**Exercise aim:** Omit images. Retype all entries verbatim.

★ ★ ★ ★

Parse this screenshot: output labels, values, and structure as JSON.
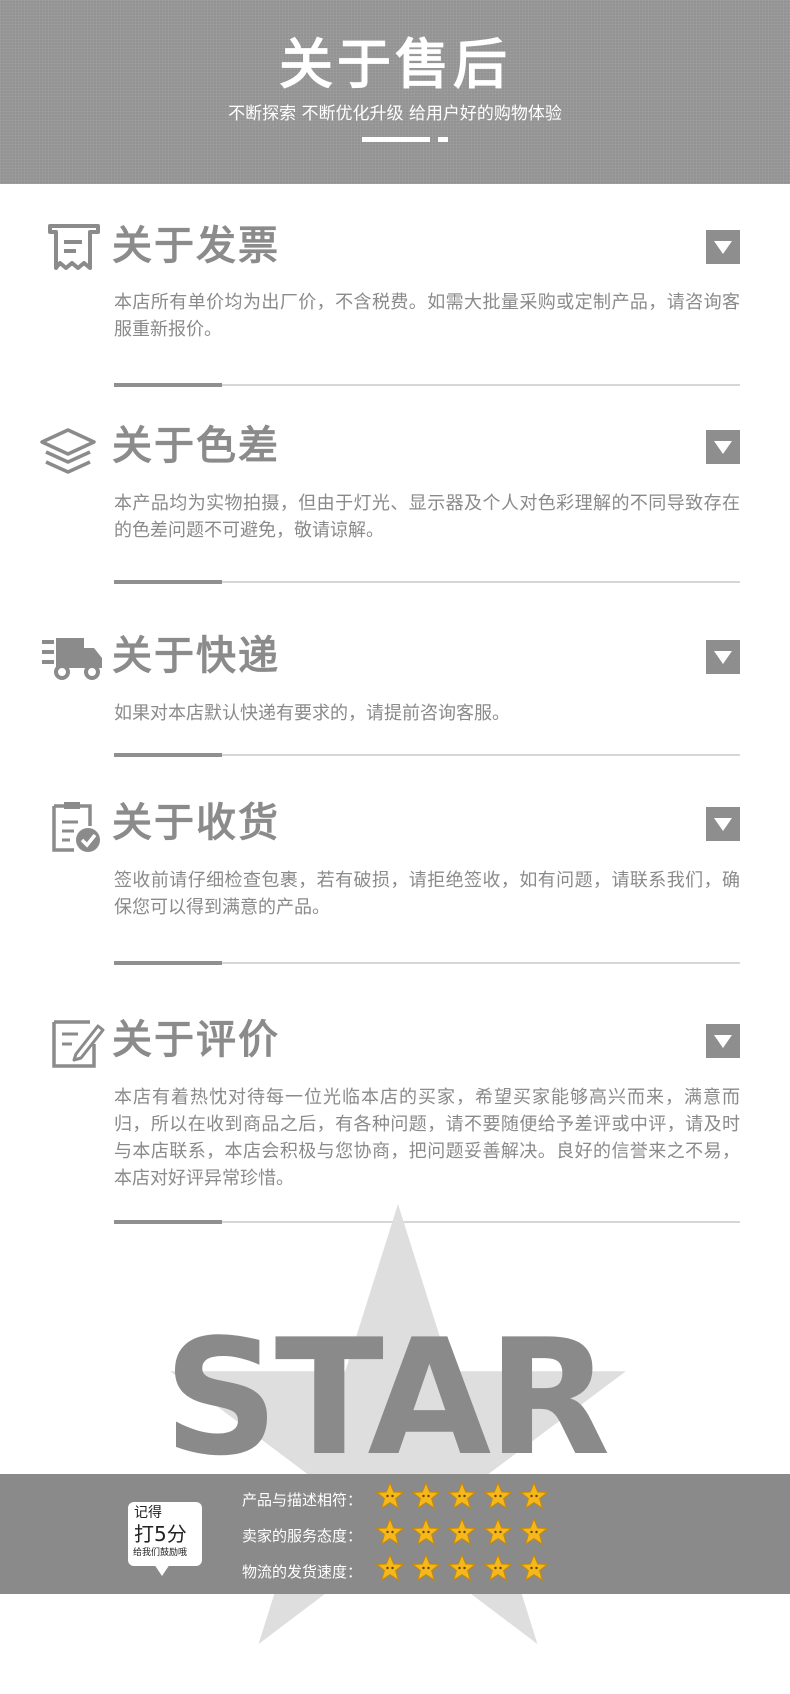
{
  "header": {
    "title": "关于售后",
    "subtitle": "不断探索 不断优化升级 给用户好的购物体验"
  },
  "sections": [
    {
      "icon": "receipt-icon",
      "title": "关于发票",
      "text": "本店所有单价均为出厂价，不含税费。如需大批量采购或定制产品，请咨询客服重新报价。"
    },
    {
      "icon": "layers-icon",
      "title": "关于色差",
      "text": "本产品均为实物拍摄，但由于灯光、显示器及个人对色彩理解的不同导致存在的色差问题不可避免，敬请谅解。"
    },
    {
      "icon": "delivery-truck-icon",
      "title": "关于快递",
      "text": "如果对本店默认快递有要求的，请提前咨询客服。"
    },
    {
      "icon": "clipboard-check-icon",
      "title": "关于收货",
      "text": "签收前请仔细检查包裹，若有破损，请拒绝签收，如有问题，请联系我们，确保您可以得到满意的产品。"
    },
    {
      "icon": "edit-note-icon",
      "title": "关于评价",
      "text": "本店有着热忱对待每一位光临本店的买家，希望买家能够高兴而来，满意而归，所以在收到商品之后，有各种问题，请不要随便给予差评或中评，请及时与本店联系，本店会积极与您协商，把问题妥善解决。良好的信誉来之不易，本店对好评异常珍惜。"
    }
  ],
  "brand": {
    "logo_text": "STAR"
  },
  "rating": {
    "bubble_line1": "记得",
    "bubble_line2": "打5分",
    "bubble_line3": "给我们鼓励哦",
    "rows": [
      {
        "label": "产品与描述相符：",
        "stars": 5
      },
      {
        "label": "卖家的服务态度：",
        "stars": 5
      },
      {
        "label": "物流的发货速度：",
        "stars": 5
      }
    ]
  },
  "colors": {
    "header_bg": "#939393",
    "accent_gray": "#8e8e8e",
    "star_gold": "#f5b81c"
  }
}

★ ★ ★ ★

**Task response:**
Parse this screenshot: output labels, values, and structure as JSON.
{
  "header": {
    "title": "关于售后",
    "subtitle": "不断探索 不断优化升级 给用户好的购物体验"
  },
  "sections": [
    {
      "icon": "receipt-icon",
      "title": "关于发票",
      "text": "本店所有单价均为出厂价，不含税费。如需大批量采购或定制产品，请咨询客服重新报价。"
    },
    {
      "icon": "layers-icon",
      "title": "关于色差",
      "text": "本产品均为实物拍摄，但由于灯光、显示器及个人对色彩理解的不同导致存在的色差问题不可避免，敬请谅解。"
    },
    {
      "icon": "delivery-truck-icon",
      "title": "关于快递",
      "text": "如果对本店默认快递有要求的，请提前咨询客服。"
    },
    {
      "icon": "clipboard-check-icon",
      "title": "关于收货",
      "text": "签收前请仔细检查包裹，若有破损，请拒绝签收，如有问题，请联系我们，确保您可以得到满意的产品。"
    },
    {
      "icon": "edit-note-icon",
      "title": "关于评价",
      "text": "本店有着热忱对待每一位光临本店的买家，希望买家能够高兴而来，满意而归，所以在收到商品之后，有各种问题，请不要随便给予差评或中评，请及时与本店联系，本店会积极与您协商，把问题妥善解决。良好的信誉来之不易，本店对好评异常珍惜。"
    }
  ],
  "brand": {
    "logo_text": "STAR"
  },
  "rating": {
    "bubble_line1": "记得",
    "bubble_line2": "打5分",
    "bubble_line3": "给我们鼓励哦",
    "rows": [
      {
        "label": "产品与描述相符：",
        "stars": 5
      },
      {
        "label": "卖家的服务态度：",
        "stars": 5
      },
      {
        "label": "物流的发货速度：",
        "stars": 5
      }
    ]
  },
  "colors": {
    "header_bg": "#939393",
    "accent_gray": "#8e8e8e",
    "star_gold": "#f5b81c"
  }
}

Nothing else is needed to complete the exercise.